[Stored items]
"""

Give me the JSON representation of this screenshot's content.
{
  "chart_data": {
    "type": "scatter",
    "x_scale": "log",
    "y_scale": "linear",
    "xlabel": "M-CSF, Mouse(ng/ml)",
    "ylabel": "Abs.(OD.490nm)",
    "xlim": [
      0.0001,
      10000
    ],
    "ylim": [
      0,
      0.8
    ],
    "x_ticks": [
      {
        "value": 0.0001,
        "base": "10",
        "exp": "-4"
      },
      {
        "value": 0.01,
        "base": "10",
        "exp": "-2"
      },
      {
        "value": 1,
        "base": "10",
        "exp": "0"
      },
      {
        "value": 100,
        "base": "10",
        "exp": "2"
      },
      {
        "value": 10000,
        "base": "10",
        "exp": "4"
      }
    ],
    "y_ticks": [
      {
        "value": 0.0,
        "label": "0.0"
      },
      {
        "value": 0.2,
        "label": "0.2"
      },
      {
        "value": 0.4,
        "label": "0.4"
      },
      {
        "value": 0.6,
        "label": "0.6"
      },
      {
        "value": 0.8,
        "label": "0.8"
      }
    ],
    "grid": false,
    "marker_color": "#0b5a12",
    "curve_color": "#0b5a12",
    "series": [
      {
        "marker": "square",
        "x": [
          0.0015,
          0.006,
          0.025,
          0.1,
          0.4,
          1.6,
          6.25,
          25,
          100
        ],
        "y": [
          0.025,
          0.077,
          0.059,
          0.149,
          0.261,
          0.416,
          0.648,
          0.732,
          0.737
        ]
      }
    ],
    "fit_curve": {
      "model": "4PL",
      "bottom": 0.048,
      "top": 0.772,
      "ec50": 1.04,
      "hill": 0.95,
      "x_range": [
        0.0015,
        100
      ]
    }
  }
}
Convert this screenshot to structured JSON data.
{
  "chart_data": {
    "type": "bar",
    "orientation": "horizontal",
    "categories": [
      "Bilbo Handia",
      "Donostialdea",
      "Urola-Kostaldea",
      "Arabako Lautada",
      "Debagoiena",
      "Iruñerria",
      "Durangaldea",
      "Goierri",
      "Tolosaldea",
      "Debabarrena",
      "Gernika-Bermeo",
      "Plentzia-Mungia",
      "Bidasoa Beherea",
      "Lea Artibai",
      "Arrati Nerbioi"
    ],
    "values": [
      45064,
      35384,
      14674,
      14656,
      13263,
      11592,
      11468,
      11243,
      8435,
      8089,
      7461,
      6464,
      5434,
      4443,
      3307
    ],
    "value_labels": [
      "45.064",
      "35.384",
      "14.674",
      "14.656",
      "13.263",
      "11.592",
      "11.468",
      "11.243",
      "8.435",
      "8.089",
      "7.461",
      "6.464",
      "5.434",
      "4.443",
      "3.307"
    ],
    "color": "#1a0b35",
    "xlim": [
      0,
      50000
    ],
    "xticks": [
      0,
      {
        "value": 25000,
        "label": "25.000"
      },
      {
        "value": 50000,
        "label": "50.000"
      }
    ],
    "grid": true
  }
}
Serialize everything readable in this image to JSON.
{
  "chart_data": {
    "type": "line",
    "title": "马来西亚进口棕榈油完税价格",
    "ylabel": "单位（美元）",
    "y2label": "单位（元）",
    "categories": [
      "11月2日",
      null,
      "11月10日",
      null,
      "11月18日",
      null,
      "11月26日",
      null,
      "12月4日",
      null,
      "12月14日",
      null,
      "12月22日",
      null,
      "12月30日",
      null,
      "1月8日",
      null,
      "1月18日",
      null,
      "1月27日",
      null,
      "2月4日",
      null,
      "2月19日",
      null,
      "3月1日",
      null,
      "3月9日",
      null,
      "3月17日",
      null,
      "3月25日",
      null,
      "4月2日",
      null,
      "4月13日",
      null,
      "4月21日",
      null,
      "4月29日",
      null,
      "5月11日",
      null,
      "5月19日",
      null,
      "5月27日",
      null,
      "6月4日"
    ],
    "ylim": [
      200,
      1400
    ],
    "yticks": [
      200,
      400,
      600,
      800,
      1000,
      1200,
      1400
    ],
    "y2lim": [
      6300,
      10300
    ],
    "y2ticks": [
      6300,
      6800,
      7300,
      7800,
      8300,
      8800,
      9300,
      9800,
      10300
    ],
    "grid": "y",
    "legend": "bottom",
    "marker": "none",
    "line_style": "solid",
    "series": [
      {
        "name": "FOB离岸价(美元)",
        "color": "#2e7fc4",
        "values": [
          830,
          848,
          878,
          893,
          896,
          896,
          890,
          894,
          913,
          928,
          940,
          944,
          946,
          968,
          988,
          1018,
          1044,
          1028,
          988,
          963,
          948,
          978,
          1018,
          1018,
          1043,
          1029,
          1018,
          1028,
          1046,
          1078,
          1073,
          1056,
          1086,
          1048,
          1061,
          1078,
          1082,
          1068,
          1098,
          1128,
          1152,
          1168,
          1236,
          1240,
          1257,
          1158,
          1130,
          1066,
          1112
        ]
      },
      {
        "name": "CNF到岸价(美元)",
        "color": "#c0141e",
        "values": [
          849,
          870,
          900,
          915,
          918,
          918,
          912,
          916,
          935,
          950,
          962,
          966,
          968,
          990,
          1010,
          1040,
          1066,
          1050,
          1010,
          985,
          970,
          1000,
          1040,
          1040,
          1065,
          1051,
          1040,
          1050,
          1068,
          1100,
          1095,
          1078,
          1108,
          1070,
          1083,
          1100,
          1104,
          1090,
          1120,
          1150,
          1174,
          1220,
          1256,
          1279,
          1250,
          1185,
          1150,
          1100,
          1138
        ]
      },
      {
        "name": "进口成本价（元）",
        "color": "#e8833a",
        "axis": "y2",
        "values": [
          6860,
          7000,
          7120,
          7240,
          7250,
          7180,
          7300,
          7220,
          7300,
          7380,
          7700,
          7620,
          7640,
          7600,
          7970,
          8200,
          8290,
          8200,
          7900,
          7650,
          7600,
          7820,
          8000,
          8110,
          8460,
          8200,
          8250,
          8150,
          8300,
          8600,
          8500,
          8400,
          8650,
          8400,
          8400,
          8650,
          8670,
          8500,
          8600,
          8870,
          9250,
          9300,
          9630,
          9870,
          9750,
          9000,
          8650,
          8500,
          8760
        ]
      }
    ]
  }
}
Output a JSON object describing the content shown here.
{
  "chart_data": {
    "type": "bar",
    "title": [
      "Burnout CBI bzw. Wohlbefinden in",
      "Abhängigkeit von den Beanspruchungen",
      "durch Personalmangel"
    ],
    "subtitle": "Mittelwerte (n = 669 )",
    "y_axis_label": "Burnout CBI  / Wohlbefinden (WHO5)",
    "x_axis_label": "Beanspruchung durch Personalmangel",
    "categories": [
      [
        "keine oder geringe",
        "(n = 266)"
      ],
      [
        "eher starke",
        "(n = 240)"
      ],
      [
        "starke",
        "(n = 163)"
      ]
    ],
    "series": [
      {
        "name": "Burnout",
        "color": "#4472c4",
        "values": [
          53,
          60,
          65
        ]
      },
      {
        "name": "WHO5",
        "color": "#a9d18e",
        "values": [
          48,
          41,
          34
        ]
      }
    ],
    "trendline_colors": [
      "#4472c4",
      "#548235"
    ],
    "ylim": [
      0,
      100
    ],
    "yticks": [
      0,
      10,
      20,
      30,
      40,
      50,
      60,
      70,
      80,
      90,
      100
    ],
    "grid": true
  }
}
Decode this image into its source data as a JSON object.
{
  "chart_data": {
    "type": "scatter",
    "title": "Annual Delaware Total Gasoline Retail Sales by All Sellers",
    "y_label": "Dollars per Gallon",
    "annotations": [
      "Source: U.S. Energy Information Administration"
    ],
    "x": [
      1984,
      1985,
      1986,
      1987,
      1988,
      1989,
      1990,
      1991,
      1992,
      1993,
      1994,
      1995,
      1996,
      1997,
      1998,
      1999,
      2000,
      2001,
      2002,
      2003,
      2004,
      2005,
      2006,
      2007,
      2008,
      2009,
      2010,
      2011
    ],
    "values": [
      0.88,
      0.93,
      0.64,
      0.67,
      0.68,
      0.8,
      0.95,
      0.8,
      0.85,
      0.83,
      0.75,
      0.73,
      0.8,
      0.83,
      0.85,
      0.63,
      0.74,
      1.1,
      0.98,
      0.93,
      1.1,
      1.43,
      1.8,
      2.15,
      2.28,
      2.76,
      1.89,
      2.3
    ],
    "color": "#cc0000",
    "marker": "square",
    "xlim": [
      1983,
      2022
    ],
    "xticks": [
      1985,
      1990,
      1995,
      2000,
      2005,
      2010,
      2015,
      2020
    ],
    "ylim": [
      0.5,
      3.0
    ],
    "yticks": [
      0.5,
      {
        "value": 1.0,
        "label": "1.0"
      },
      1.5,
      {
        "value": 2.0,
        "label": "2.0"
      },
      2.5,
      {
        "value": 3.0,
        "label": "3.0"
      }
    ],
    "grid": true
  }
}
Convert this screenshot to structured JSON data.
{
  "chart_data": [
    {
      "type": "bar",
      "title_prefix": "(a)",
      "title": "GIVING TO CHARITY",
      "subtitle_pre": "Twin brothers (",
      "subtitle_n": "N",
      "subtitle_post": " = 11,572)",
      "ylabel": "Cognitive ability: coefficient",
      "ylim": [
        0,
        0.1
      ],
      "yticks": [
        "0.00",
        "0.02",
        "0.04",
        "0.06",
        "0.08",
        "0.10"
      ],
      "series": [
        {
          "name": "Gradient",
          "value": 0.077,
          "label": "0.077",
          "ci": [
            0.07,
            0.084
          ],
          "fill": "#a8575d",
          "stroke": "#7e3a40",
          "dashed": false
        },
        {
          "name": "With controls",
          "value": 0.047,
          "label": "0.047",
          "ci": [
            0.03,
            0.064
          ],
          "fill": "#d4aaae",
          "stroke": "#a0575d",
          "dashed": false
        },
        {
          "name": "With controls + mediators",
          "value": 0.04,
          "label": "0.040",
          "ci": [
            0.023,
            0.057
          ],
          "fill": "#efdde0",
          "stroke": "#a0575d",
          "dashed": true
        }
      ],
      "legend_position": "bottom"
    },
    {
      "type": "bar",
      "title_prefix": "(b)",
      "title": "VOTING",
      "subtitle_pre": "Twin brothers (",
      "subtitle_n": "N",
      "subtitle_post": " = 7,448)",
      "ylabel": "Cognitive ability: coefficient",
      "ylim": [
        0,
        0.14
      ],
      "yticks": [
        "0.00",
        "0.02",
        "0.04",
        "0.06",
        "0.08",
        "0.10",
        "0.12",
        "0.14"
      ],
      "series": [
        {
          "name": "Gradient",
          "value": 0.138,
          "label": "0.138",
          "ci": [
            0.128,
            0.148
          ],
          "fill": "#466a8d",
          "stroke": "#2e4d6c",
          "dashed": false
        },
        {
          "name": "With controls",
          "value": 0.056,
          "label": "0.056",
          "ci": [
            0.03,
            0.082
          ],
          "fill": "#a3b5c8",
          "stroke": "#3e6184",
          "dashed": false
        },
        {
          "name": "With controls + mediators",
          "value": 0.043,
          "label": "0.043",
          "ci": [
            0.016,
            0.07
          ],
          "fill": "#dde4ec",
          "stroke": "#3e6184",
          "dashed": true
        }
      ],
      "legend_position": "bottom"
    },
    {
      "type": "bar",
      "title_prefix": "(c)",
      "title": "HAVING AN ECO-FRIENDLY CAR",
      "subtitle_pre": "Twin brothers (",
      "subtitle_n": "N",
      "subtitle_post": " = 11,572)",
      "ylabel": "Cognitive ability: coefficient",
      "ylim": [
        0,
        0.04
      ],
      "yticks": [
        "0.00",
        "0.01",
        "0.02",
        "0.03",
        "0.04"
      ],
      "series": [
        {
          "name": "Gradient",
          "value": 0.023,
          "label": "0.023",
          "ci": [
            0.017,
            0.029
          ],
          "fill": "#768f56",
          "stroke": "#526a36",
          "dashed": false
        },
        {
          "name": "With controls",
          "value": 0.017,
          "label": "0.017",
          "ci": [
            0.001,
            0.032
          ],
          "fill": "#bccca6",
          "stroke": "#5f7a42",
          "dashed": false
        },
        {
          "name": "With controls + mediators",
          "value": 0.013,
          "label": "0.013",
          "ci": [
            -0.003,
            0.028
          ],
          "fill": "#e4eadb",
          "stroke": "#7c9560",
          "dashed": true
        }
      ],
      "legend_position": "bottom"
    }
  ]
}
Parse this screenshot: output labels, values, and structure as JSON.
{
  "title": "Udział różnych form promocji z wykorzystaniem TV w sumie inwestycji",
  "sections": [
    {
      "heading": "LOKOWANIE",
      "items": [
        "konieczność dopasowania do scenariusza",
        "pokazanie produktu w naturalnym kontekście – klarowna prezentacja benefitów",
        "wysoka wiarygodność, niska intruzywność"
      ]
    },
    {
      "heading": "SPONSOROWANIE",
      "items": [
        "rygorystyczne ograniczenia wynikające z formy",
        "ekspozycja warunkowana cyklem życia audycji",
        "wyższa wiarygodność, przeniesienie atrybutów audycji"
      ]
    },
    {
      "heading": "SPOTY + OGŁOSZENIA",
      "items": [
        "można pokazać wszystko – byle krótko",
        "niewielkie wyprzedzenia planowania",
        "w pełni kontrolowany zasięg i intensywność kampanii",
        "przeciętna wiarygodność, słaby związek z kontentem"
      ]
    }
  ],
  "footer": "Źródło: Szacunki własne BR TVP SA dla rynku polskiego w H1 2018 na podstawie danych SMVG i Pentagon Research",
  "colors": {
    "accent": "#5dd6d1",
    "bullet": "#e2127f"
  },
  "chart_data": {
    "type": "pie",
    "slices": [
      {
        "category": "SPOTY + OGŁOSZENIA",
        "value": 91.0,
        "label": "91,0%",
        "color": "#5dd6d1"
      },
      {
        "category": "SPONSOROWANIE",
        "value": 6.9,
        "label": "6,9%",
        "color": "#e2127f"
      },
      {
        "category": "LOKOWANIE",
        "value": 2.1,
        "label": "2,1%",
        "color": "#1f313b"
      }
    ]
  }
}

"""

Objective:
Find each line holding "LOKOWANIE". Copy it out.

The reply:
      "heading": "LOKOWANIE",
        "category": "LOKOWANIE",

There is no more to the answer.